REQUEST | Find every line in the records below that holds the word "square", and copy it out.

** start TASK INPUT **

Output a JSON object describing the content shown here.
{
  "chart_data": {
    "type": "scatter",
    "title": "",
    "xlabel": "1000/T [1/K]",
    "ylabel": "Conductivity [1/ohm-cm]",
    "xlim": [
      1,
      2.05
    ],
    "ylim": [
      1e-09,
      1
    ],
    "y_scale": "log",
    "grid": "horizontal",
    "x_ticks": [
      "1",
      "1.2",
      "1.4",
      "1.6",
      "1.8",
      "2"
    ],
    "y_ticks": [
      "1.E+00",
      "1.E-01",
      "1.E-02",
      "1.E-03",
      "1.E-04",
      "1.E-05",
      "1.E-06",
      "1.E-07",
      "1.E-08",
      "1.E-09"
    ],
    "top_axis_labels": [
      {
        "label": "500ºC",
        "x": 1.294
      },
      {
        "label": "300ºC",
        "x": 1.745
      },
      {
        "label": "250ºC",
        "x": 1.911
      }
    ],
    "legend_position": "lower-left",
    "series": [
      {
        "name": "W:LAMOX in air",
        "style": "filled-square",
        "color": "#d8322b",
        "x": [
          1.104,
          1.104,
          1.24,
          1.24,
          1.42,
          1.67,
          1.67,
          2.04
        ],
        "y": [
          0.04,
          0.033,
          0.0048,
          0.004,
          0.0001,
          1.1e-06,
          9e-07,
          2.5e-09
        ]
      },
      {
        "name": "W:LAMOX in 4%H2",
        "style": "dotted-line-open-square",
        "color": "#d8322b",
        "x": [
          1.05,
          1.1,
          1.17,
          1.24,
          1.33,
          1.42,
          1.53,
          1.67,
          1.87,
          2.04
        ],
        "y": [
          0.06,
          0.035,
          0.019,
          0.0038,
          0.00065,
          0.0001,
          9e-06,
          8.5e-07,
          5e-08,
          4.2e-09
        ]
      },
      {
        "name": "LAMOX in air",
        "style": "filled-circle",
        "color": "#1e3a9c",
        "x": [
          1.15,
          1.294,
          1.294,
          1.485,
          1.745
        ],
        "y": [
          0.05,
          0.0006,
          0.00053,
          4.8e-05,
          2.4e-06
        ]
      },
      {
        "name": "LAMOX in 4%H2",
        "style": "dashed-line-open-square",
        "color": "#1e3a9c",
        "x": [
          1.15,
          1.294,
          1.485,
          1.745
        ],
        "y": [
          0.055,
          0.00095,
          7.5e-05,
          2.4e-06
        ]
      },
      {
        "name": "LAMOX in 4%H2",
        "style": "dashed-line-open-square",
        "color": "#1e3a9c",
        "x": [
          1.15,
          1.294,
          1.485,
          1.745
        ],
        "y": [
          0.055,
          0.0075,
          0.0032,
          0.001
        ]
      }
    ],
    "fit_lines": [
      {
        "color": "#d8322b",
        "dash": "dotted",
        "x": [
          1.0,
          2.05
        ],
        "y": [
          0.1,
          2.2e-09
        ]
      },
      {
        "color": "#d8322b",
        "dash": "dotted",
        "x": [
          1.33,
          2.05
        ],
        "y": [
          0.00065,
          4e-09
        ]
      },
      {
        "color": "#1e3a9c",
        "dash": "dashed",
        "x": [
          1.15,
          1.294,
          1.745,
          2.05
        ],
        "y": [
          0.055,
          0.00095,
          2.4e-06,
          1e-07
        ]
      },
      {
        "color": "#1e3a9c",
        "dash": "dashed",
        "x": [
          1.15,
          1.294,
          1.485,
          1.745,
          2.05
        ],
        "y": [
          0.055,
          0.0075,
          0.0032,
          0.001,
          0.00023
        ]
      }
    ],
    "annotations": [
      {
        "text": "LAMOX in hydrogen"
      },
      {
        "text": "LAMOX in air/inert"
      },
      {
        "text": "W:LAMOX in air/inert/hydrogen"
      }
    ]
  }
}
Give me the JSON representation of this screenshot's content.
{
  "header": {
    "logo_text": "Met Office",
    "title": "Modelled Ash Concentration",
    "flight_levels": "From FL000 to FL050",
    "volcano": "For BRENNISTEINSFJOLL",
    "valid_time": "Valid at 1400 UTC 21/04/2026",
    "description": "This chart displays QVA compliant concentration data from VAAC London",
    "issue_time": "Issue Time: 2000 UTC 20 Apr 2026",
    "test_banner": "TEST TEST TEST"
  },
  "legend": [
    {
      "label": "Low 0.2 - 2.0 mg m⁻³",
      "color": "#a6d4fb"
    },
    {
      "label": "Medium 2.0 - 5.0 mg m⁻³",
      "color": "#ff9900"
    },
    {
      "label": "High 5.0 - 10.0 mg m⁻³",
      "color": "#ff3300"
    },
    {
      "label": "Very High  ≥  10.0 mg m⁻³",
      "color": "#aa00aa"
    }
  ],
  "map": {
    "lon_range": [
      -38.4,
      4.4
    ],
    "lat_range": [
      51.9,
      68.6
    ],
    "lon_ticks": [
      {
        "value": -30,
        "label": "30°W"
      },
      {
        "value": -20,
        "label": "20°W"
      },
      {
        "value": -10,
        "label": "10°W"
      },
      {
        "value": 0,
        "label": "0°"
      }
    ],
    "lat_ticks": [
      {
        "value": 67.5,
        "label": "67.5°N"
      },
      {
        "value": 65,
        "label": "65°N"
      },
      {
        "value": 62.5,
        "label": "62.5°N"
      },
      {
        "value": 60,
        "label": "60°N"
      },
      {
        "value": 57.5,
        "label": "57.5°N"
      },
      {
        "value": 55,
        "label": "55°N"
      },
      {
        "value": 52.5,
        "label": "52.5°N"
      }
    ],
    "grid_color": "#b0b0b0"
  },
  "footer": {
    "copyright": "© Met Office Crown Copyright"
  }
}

** end TASK INPUT **

CORRECT RESPONSE |
        "style": "filled-square",
        "style": "dotted-line-open-square",
        "style": "dashed-line-open-square",
        "style": "dashed-line-open-square",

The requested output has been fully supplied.